▸ **DATA RECORDS**:
*-*-*
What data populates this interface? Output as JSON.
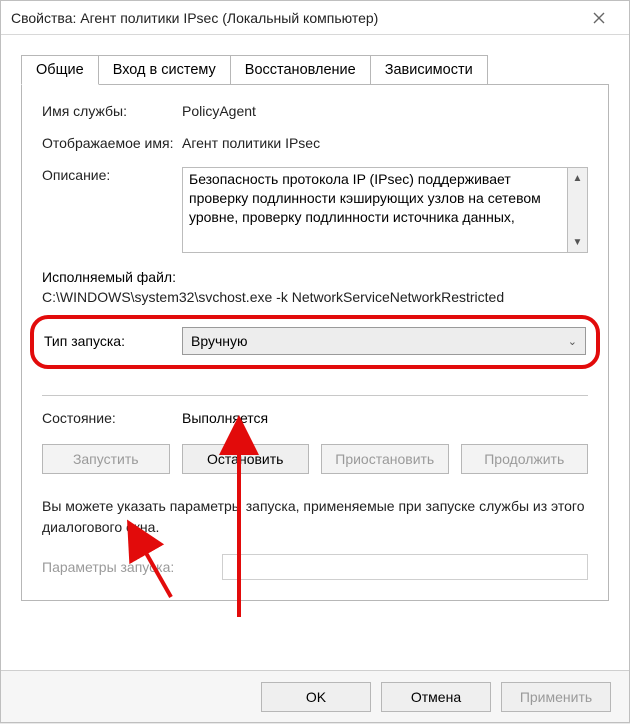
{
  "window": {
    "title": "Свойства: Агент политики IPsec (Локальный компьютер)"
  },
  "tabs": {
    "general": "Общие",
    "logon": "Вход в систему",
    "recovery": "Восстановление",
    "dependencies": "Зависимости"
  },
  "fields": {
    "service_name_label": "Имя службы:",
    "service_name_value": "PolicyAgent",
    "display_name_label": "Отображаемое имя:",
    "display_name_value": "Агент политики IPsec",
    "description_label": "Описание:",
    "description_value": "Безопасность протокола IP (IPsec) поддерживает проверку подлинности кэширующих узлов на сетевом уровне, проверку подлинности источника данных,",
    "executable_label": "Исполняемый файл:",
    "executable_value": "C:\\WINDOWS\\system32\\svchost.exe -k NetworkServiceNetworkRestricted",
    "startup_type_label": "Тип запуска:",
    "startup_type_value": "Вручную",
    "status_label": "Состояние:",
    "status_value": "Выполняется",
    "hint": "Вы можете указать параметры запуска, применяемые при запуске службы из этого диалогового окна.",
    "params_label": "Параметры запуска:",
    "params_value": ""
  },
  "buttons": {
    "start": "Запустить",
    "stop": "Остановить",
    "pause": "Приостановить",
    "resume": "Продолжить",
    "ok": "OK",
    "cancel": "Отмена",
    "apply": "Применить"
  },
  "colors": {
    "highlight": "#e20b0b"
  }
}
*-*-*
▸ **WRITTEN INSTRUCTION**:
Output the entries above exactly. Drop the pictures.

▸ **EXERCISE RESPONSE**:
What data populates this interface? Output as JSON.
{
  "window": {
    "title": "Свойства: Агент политики IPsec (Локальный компьютер)"
  },
  "tabs": {
    "general": "Общие",
    "logon": "Вход в систему",
    "recovery": "Восстановление",
    "dependencies": "Зависимости"
  },
  "fields": {
    "service_name_label": "Имя службы:",
    "service_name_value": "PolicyAgent",
    "display_name_label": "Отображаемое имя:",
    "display_name_value": "Агент политики IPsec",
    "description_label": "Описание:",
    "description_value": "Безопасность протокола IP (IPsec) поддерживает проверку подлинности кэширующих узлов на сетевом уровне, проверку подлинности источника данных,",
    "executable_label": "Исполняемый файл:",
    "executable_value": "C:\\WINDOWS\\system32\\svchost.exe -k NetworkServiceNetworkRestricted",
    "startup_type_label": "Тип запуска:",
    "startup_type_value": "Вручную",
    "status_label": "Состояние:",
    "status_value": "Выполняется",
    "hint": "Вы можете указать параметры запуска, применяемые при запуске службы из этого диалогового окна.",
    "params_label": "Параметры запуска:",
    "params_value": ""
  },
  "buttons": {
    "start": "Запустить",
    "stop": "Остановить",
    "pause": "Приостановить",
    "resume": "Продолжить",
    "ok": "OK",
    "cancel": "Отмена",
    "apply": "Применить"
  },
  "colors": {
    "highlight": "#e20b0b"
  }
}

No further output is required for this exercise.